PROBLEM STATEMENT: Copy out each line containing "subtitle" from the entries below.

Rows from a dataset:

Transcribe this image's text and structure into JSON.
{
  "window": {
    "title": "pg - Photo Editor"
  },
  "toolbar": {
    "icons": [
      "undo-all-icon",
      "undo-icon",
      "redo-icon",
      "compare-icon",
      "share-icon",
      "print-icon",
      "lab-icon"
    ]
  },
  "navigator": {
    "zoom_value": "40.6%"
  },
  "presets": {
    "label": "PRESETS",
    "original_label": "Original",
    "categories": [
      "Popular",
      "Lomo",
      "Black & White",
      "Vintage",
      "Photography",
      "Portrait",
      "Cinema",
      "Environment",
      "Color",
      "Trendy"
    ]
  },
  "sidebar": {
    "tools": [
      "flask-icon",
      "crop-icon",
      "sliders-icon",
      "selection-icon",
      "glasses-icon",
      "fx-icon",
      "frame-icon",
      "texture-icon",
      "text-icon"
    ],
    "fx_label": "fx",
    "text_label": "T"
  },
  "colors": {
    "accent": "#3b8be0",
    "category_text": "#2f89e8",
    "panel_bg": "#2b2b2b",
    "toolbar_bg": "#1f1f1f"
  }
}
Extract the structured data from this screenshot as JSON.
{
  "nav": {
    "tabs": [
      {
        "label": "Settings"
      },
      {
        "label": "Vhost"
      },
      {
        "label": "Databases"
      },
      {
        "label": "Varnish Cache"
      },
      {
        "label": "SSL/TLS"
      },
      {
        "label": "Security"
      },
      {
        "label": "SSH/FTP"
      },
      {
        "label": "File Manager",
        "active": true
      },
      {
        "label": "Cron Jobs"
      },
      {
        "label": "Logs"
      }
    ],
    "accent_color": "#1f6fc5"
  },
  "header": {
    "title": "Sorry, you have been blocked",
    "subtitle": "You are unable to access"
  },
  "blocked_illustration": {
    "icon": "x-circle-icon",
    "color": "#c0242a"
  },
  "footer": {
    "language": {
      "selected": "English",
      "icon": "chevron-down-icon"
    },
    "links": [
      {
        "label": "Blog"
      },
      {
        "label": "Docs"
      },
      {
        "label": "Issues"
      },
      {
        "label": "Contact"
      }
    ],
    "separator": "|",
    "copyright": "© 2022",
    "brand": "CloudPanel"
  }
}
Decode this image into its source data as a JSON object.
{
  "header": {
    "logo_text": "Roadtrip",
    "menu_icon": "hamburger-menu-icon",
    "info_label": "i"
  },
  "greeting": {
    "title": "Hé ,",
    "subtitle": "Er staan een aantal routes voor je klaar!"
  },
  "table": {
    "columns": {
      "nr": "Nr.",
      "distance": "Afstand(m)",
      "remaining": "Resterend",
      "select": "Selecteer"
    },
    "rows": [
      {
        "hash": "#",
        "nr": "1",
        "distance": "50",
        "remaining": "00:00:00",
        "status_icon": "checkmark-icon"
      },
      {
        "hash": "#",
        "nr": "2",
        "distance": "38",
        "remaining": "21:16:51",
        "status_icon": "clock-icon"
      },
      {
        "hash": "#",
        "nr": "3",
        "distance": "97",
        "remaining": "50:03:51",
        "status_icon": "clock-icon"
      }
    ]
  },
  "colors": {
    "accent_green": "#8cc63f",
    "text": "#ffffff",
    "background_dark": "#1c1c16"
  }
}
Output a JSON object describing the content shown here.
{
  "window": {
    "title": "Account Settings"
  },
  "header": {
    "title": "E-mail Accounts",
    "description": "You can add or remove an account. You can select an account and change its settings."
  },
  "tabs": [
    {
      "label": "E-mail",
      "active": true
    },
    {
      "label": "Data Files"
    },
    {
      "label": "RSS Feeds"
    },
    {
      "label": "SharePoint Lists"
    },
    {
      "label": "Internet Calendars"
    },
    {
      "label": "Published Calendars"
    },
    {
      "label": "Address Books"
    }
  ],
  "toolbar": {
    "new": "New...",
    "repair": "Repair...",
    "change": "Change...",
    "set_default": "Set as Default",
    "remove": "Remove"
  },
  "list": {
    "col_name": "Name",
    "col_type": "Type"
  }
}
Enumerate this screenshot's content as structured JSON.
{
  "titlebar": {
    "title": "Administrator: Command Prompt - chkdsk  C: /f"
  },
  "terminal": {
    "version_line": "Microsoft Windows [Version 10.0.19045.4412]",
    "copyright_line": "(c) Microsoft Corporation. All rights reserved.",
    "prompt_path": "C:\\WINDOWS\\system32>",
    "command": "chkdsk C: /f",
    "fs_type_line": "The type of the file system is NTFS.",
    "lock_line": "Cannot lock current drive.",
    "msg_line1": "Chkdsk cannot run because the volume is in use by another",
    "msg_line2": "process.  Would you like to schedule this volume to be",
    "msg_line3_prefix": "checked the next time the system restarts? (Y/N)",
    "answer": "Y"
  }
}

COMPLETED TASK:
    "subtitle": "You are unable to access"
    "subtitle": "Er staan een aantal routes voor je klaar!"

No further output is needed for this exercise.